Will you write out the data exactly, excluding every picture?
──────── DATA LINES
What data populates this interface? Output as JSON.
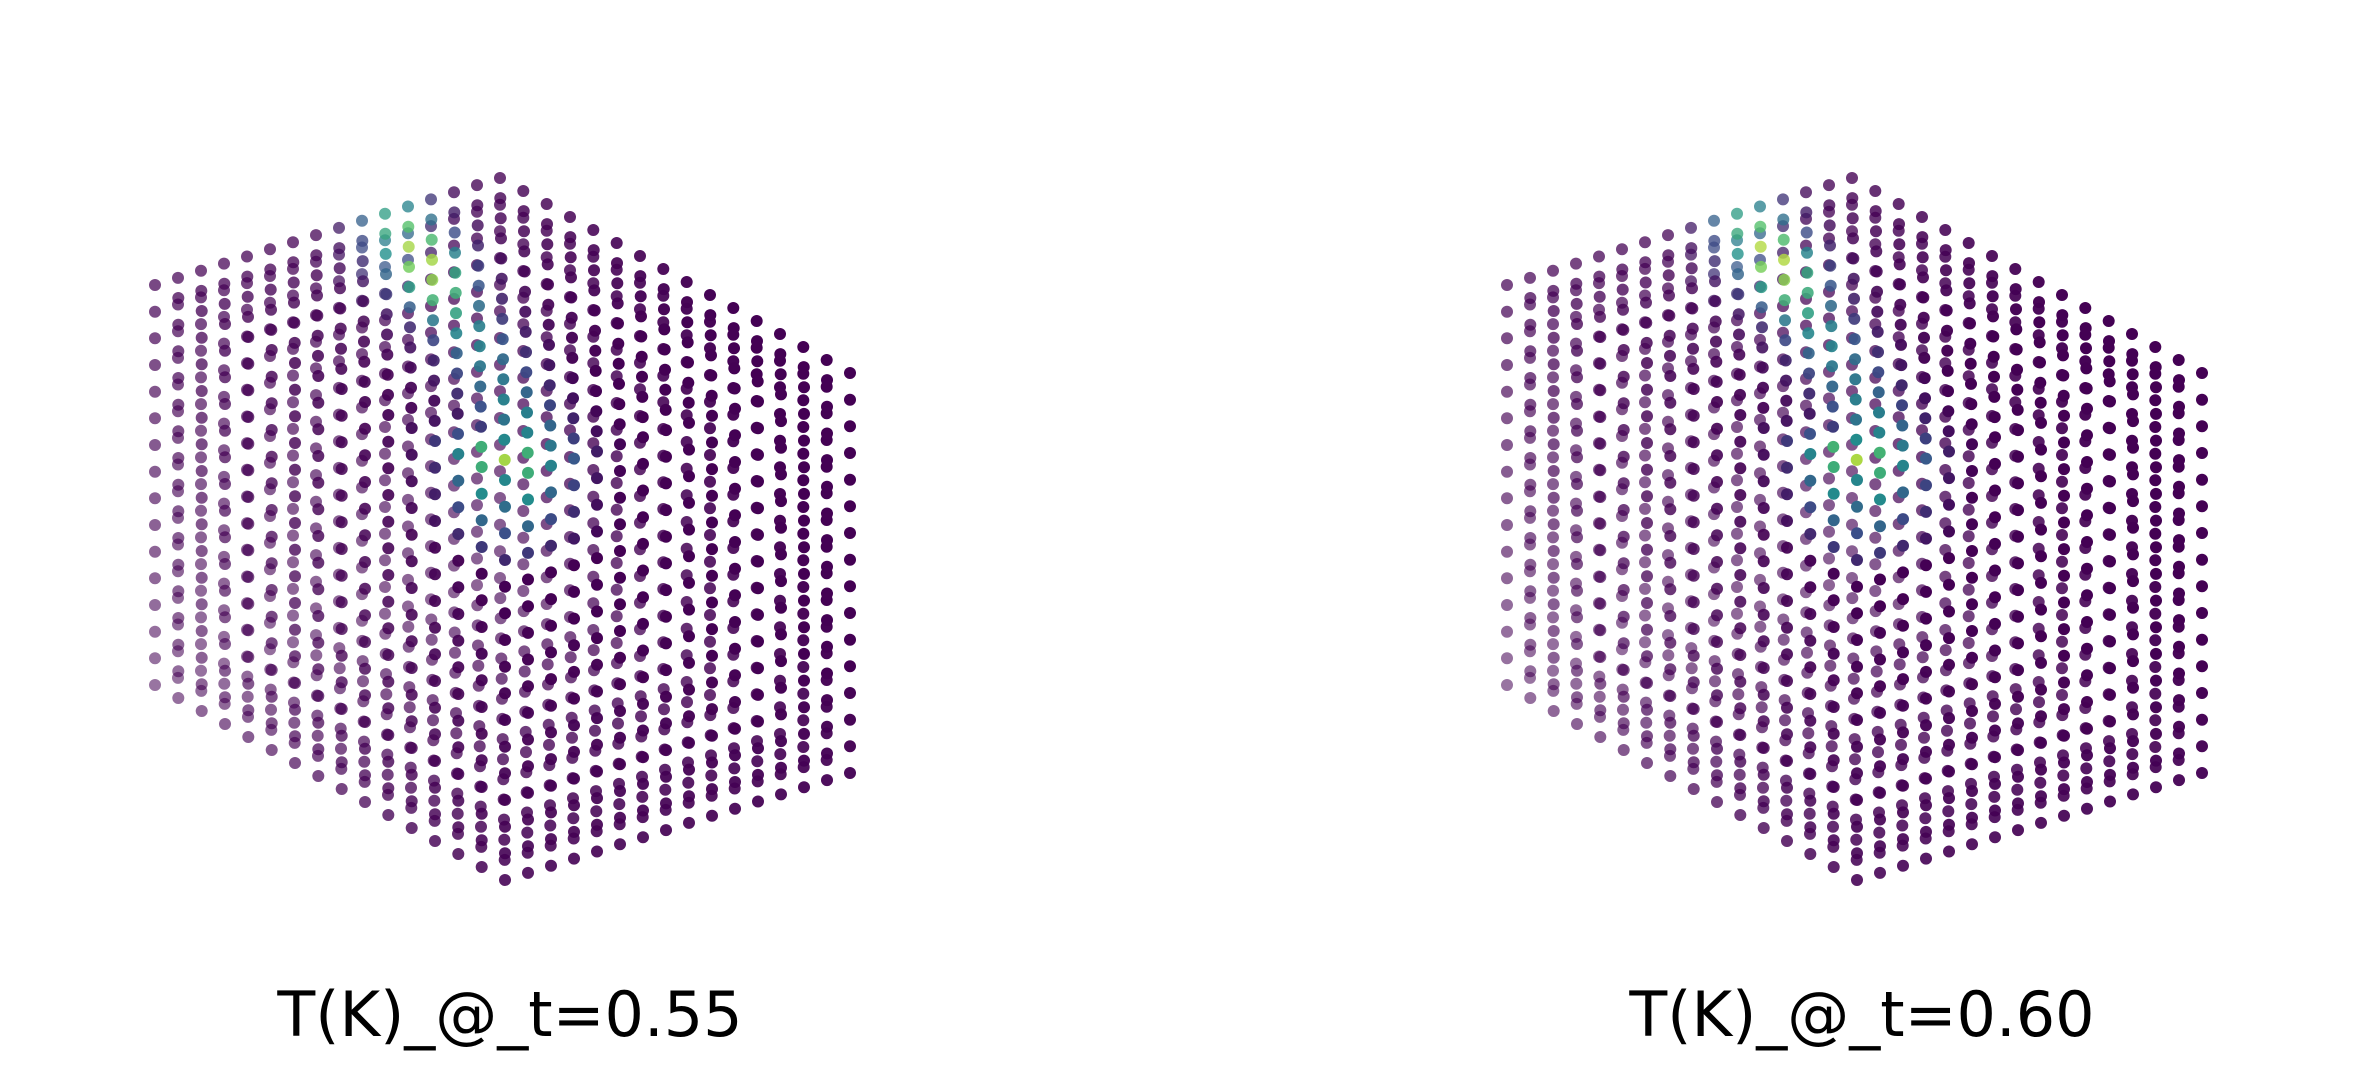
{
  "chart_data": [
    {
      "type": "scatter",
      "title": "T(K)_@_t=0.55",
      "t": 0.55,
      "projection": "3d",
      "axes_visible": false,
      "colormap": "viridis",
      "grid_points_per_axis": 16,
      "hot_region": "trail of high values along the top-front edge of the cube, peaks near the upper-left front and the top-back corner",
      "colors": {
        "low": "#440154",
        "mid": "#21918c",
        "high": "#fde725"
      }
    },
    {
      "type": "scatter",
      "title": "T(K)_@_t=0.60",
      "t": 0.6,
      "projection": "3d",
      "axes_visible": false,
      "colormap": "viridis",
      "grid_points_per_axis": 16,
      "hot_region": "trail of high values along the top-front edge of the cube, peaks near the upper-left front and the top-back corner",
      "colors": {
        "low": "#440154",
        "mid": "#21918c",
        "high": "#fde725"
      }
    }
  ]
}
────────────────
* ANSWER TO THIS EXERCISE:
What data populates this interface? Output as JSON.
{
  "chart_data": [
    {
      "type": "scatter",
      "title": "T(K)_@_t=0.55",
      "t": 0.55,
      "projection": "3d",
      "axes_visible": false,
      "colormap": "viridis",
      "grid_points_per_axis": 16,
      "hot_region": "trail of high values along the top-front edge of the cube, peaks near the upper-left front and the top-back corner",
      "colors": {
        "low": "#440154",
        "mid": "#21918c",
        "high": "#fde725"
      }
    },
    {
      "type": "scatter",
      "title": "T(K)_@_t=0.60",
      "t": 0.6,
      "projection": "3d",
      "axes_visible": false,
      "colormap": "viridis",
      "grid_points_per_axis": 16,
      "hot_region": "trail of high values along the top-front edge of the cube, peaks near the upper-left front and the top-back corner",
      "colors": {
        "low": "#440154",
        "mid": "#21918c",
        "high": "#fde725"
      }
    }
  ]
}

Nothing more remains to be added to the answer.